Exercise requirements:
Quote every line below exactly as it reads.

[Stored data]
***
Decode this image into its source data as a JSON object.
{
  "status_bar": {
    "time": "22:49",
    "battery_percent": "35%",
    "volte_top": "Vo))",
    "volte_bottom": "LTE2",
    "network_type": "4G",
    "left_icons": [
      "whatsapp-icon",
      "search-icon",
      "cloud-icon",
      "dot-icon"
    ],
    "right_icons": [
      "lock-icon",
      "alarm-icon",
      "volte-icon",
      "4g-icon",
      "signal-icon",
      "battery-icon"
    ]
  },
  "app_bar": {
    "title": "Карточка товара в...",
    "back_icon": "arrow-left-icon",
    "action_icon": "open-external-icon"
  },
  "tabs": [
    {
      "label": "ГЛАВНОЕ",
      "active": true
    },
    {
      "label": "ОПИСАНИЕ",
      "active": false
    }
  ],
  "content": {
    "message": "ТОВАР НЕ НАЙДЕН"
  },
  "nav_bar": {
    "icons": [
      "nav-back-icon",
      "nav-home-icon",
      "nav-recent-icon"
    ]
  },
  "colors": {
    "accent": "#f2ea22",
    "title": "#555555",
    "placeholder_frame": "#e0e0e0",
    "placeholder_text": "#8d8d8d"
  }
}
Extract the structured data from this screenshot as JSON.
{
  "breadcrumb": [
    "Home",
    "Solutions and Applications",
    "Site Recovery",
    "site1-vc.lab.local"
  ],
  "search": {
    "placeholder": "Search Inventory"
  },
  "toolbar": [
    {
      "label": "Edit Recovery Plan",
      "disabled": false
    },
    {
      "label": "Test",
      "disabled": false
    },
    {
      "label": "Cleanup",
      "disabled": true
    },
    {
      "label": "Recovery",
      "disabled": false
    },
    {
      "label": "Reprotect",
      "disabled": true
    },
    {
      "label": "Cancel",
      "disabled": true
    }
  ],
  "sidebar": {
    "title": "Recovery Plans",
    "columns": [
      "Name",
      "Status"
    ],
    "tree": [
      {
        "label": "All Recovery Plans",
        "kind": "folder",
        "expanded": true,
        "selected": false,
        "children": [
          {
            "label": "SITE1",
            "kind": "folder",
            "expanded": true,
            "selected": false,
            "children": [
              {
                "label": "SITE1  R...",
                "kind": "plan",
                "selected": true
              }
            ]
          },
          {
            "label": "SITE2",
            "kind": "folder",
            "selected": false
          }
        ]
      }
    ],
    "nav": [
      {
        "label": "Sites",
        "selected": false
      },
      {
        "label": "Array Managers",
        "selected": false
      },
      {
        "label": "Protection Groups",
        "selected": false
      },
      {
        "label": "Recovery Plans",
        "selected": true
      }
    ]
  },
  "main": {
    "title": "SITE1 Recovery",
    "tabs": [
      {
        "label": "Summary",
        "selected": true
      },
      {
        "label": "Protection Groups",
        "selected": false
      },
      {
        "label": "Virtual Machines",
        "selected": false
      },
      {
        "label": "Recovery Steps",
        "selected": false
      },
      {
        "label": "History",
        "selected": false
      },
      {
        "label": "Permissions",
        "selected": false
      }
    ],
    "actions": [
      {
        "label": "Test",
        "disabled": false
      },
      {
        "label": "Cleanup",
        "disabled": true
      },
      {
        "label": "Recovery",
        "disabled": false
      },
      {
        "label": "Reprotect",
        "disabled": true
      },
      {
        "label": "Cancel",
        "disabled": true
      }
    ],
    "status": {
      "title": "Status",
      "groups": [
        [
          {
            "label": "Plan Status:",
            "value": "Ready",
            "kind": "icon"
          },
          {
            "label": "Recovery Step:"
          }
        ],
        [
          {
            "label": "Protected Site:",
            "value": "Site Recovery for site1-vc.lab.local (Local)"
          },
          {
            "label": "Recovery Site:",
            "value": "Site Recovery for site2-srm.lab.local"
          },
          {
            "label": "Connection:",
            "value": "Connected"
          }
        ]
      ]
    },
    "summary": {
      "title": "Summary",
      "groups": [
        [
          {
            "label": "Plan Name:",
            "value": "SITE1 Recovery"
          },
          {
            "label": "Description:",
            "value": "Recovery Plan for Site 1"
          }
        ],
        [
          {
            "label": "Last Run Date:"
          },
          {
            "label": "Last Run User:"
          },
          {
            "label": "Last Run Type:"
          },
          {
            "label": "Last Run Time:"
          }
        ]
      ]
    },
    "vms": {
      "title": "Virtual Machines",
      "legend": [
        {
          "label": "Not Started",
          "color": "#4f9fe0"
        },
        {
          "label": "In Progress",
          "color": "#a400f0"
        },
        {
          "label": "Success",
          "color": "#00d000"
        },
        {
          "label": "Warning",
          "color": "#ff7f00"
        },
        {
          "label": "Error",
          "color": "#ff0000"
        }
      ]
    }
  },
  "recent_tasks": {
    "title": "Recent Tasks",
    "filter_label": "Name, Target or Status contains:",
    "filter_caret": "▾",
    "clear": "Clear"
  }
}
***
Output below:
Decode this image into its source data as a JSON object.
{
  "status_bar": {
    "time": "22:49",
    "battery_percent": "35%",
    "volte_top": "Vo))",
    "volte_bottom": "LTE2",
    "network_type": "4G",
    "left_icons": [
      "whatsapp-icon",
      "search-icon",
      "cloud-icon",
      "dot-icon"
    ],
    "right_icons": [
      "lock-icon",
      "alarm-icon",
      "volte-icon",
      "4g-icon",
      "signal-icon",
      "battery-icon"
    ]
  },
  "app_bar": {
    "title": "Карточка товара в...",
    "back_icon": "arrow-left-icon",
    "action_icon": "open-external-icon"
  },
  "tabs": [
    {
      "label": "ГЛАВНОЕ",
      "active": true
    },
    {
      "label": "ОПИСАНИЕ",
      "active": false
    }
  ],
  "content": {
    "message": "ТОВАР НЕ НАЙДЕН"
  },
  "nav_bar": {
    "icons": [
      "nav-back-icon",
      "nav-home-icon",
      "nav-recent-icon"
    ]
  },
  "colors": {
    "accent": "#f2ea22",
    "title": "#555555",
    "placeholder_frame": "#e0e0e0",
    "placeholder_text": "#8d8d8d"
  }
}
Extract the structured data from this screenshot as JSON.
{
  "breadcrumb": [
    "Home",
    "Solutions and Applications",
    "Site Recovery",
    "site1-vc.lab.local"
  ],
  "search": {
    "placeholder": "Search Inventory"
  },
  "toolbar": [
    {
      "label": "Edit Recovery Plan",
      "disabled": false
    },
    {
      "label": "Test",
      "disabled": false
    },
    {
      "label": "Cleanup",
      "disabled": true
    },
    {
      "label": "Recovery",
      "disabled": false
    },
    {
      "label": "Reprotect",
      "disabled": true
    },
    {
      "label": "Cancel",
      "disabled": true
    }
  ],
  "sidebar": {
    "title": "Recovery Plans",
    "columns": [
      "Name",
      "Status"
    ],
    "tree": [
      {
        "label": "All Recovery Plans",
        "kind": "folder",
        "expanded": true,
        "selected": false,
        "children": [
          {
            "label": "SITE1",
            "kind": "folder",
            "expanded": true,
            "selected": false,
            "children": [
              {
                "label": "SITE1  R...",
                "kind": "plan",
                "selected": true
              }
            ]
          },
          {
            "label": "SITE2",
            "kind": "folder",
            "selected": false
          }
        ]
      }
    ],
    "nav": [
      {
        "label": "Sites",
        "selected": false
      },
      {
        "label": "Array Managers",
        "selected": false
      },
      {
        "label": "Protection Groups",
        "selected": false
      },
      {
        "label": "Recovery Plans",
        "selected": true
      }
    ]
  },
  "main": {
    "title": "SITE1 Recovery",
    "tabs": [
      {
        "label": "Summary",
        "selected": true
      },
      {
        "label": "Protection Groups",
        "selected": false
      },
      {
        "label": "Virtual Machines",
        "selected": false
      },
      {
        "label": "Recovery Steps",
        "selected": false
      },
      {
        "label": "History",
        "selected": false
      },
      {
        "label": "Permissions",
        "selected": false
      }
    ],
    "actions": [
      {
        "label": "Test",
        "disabled": false
      },
      {
        "label": "Cleanup",
        "disabled": true
      },
      {
        "label": "Recovery",
        "disabled": false
      },
      {
        "label": "Reprotect",
        "disabled": true
      },
      {
        "label": "Cancel",
        "disabled": true
      }
    ],
    "status": {
      "title": "Status",
      "groups": [
        [
          {
            "label": "Plan Status:",
            "value": "Ready",
            "kind": "icon"
          },
          {
            "label": "Recovery Step:"
          }
        ],
        [
          {
            "label": "Protected Site:",
            "value": "Site Recovery for site1-vc.lab.local (Local)"
          },
          {
            "label": "Recovery Site:",
            "value": "Site Recovery for site2-srm.lab.local"
          },
          {
            "label": "Connection:",
            "value": "Connected"
          }
        ]
      ]
    },
    "summary": {
      "title": "Summary",
      "groups": [
        [
          {
            "label": "Plan Name:",
            "value": "SITE1 Recovery"
          },
          {
            "label": "Description:",
            "value": "Recovery Plan for Site 1"
          }
        ],
        [
          {
            "label": "Last Run Date:"
          },
          {
            "label": "Last Run User:"
          },
          {
            "label": "Last Run Type:"
          },
          {
            "label": "Last Run Time:"
          }
        ]
      ]
    },
    "vms": {
      "title": "Virtual Machines",
      "legend": [
        {
          "label": "Not Started",
          "color": "#4f9fe0"
        },
        {
          "label": "In Progress",
          "color": "#a400f0"
        },
        {
          "label": "Success",
          "color": "#00d000"
        },
        {
          "label": "Warning",
          "color": "#ff7f00"
        },
        {
          "label": "Error",
          "color": "#ff0000"
        }
      ]
    }
  },
  "recent_tasks": {
    "title": "Recent Tasks",
    "filter_label": "Name, Target or Status contains:",
    "filter_caret": "▾",
    "clear": "Clear"
  }
}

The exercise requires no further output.